:: WHAT IS BEING ASKED ::
Check each line of the listing for the string "Construction", then state how many lines have it. Only the number is wanted.

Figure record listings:
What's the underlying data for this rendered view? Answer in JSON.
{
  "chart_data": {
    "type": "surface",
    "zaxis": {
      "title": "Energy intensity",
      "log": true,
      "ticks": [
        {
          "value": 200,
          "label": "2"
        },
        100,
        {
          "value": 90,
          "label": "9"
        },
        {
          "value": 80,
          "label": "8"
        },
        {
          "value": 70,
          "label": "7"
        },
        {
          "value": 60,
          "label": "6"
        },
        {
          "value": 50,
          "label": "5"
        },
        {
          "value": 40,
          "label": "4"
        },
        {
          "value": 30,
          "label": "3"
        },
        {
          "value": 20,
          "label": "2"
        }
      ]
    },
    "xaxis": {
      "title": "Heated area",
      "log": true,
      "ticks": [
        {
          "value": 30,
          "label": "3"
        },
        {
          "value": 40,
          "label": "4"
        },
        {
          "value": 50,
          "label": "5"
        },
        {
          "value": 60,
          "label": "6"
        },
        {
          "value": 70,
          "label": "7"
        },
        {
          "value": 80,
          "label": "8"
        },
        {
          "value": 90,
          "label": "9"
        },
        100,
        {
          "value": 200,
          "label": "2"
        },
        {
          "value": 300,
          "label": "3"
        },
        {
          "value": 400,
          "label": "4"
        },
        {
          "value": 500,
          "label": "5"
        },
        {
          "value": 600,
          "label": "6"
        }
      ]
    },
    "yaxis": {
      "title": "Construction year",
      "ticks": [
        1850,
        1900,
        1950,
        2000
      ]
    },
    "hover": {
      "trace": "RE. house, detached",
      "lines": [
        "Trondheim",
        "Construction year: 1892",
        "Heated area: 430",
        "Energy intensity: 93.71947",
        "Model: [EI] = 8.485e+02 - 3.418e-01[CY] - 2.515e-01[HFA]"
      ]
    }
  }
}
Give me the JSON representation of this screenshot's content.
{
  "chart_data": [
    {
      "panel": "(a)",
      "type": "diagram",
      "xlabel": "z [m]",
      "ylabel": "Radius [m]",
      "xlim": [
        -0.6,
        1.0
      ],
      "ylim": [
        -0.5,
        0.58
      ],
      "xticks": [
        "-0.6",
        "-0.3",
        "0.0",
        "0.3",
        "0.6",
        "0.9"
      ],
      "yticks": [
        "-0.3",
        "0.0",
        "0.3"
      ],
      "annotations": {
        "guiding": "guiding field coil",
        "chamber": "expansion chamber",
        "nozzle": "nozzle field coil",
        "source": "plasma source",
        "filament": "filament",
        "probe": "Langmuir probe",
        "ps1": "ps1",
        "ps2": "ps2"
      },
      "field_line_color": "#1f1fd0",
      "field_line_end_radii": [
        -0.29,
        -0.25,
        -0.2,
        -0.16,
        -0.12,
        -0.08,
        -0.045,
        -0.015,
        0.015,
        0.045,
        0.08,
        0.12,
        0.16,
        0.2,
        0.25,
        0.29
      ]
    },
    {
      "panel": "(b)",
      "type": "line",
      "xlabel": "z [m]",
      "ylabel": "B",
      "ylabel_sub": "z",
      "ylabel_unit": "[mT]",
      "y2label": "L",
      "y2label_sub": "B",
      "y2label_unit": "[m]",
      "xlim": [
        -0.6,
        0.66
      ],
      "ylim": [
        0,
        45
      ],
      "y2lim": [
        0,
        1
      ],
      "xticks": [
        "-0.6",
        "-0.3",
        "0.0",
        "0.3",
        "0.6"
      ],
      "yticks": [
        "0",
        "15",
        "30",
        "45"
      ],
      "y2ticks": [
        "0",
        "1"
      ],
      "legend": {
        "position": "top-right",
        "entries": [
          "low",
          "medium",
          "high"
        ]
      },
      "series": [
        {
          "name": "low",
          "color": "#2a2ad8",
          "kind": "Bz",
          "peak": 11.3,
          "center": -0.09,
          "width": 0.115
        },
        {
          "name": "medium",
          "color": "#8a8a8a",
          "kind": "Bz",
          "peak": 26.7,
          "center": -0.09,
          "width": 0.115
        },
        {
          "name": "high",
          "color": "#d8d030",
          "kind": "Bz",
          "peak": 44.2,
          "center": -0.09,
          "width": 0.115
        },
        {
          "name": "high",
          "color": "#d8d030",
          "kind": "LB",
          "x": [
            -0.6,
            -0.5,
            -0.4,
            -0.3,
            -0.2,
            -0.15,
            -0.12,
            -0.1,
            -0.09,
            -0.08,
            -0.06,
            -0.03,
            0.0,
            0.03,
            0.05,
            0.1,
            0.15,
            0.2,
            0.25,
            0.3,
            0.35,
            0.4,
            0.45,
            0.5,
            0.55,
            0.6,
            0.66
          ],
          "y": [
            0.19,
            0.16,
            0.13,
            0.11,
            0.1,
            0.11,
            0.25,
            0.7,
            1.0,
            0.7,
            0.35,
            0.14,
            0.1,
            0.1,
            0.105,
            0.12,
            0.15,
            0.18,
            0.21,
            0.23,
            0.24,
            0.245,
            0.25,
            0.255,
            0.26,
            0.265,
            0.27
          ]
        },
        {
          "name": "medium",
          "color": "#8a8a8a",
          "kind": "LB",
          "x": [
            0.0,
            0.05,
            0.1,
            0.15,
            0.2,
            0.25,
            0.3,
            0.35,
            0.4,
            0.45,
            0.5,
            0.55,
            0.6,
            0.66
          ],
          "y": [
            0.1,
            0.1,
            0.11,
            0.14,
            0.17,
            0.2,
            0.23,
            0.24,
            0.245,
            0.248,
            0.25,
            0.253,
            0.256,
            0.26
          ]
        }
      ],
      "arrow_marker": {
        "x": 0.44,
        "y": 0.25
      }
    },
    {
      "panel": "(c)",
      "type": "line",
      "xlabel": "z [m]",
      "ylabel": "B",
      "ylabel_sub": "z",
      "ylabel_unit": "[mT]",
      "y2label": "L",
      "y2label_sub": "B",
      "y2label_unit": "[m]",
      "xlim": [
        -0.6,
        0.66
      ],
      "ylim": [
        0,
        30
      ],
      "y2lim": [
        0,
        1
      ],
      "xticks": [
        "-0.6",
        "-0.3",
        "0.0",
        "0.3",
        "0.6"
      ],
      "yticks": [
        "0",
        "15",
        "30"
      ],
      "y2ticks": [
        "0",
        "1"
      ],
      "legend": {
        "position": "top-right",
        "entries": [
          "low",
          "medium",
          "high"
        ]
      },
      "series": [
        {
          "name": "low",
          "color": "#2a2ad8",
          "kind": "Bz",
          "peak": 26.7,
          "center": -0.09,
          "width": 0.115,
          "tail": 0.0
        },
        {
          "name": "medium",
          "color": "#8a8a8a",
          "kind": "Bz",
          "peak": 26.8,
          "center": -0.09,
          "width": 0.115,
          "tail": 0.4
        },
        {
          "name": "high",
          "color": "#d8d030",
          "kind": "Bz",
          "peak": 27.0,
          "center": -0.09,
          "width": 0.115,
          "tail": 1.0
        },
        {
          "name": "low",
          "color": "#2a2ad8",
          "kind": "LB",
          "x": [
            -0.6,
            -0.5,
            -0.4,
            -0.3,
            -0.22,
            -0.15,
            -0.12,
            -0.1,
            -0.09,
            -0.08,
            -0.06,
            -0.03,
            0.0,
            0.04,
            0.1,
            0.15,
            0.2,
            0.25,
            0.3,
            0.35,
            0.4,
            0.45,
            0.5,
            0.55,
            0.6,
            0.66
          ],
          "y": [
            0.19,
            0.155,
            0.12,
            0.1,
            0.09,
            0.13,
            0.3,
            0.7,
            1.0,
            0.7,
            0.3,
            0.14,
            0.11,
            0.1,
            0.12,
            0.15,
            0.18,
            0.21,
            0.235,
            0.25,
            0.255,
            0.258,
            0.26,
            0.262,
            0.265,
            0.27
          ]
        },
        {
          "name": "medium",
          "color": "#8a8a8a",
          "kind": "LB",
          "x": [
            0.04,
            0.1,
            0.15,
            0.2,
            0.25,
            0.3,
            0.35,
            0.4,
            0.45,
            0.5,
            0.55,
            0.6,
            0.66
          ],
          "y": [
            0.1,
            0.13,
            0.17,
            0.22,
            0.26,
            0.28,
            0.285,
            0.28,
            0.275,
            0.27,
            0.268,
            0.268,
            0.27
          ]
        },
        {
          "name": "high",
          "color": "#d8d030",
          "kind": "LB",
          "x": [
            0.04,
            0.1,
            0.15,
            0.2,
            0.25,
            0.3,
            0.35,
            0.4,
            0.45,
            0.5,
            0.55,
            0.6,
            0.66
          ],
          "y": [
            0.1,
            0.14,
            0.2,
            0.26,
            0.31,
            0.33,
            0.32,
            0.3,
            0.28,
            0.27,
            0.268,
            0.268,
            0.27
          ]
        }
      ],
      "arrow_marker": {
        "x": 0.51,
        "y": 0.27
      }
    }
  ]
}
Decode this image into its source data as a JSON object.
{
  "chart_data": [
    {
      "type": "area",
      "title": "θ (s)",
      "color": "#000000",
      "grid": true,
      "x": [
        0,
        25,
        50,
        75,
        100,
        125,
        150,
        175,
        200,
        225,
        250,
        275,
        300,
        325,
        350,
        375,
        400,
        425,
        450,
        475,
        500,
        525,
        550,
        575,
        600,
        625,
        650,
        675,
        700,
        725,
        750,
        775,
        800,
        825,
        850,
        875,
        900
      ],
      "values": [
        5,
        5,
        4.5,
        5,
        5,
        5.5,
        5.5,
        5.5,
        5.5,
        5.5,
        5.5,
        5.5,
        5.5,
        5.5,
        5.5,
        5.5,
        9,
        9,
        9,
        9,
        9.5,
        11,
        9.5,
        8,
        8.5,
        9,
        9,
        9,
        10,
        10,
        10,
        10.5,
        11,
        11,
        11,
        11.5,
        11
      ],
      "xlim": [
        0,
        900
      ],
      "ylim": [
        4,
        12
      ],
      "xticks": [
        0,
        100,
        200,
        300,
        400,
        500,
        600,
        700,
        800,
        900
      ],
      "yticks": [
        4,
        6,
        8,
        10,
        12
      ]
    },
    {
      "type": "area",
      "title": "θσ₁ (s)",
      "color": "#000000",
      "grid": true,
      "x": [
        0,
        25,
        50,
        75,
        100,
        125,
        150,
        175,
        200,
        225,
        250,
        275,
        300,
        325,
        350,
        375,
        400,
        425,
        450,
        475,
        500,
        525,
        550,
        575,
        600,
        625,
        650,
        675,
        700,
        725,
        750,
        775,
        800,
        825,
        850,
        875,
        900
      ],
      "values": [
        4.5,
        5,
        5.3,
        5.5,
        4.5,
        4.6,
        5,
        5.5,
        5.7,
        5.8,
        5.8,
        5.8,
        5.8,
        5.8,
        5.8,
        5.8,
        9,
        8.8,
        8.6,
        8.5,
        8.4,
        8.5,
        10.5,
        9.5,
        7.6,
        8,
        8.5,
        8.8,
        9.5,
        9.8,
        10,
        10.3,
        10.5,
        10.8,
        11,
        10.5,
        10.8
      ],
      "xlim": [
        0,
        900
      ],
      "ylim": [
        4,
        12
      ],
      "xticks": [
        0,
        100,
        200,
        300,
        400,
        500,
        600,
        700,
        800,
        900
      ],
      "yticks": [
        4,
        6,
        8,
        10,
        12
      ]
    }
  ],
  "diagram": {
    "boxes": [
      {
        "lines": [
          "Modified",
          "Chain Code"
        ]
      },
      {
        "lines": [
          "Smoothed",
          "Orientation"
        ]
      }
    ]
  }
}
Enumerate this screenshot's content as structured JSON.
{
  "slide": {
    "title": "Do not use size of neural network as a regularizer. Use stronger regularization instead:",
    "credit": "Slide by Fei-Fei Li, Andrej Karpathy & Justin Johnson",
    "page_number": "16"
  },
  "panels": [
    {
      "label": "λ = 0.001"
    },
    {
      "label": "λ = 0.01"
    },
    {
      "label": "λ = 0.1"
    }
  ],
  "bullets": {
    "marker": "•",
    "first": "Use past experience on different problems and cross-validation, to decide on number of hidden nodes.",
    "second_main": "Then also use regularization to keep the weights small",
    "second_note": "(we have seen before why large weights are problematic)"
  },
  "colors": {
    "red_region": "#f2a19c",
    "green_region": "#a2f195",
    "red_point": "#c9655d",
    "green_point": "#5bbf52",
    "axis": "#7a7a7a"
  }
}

:: RIGHT ANSWER ::
2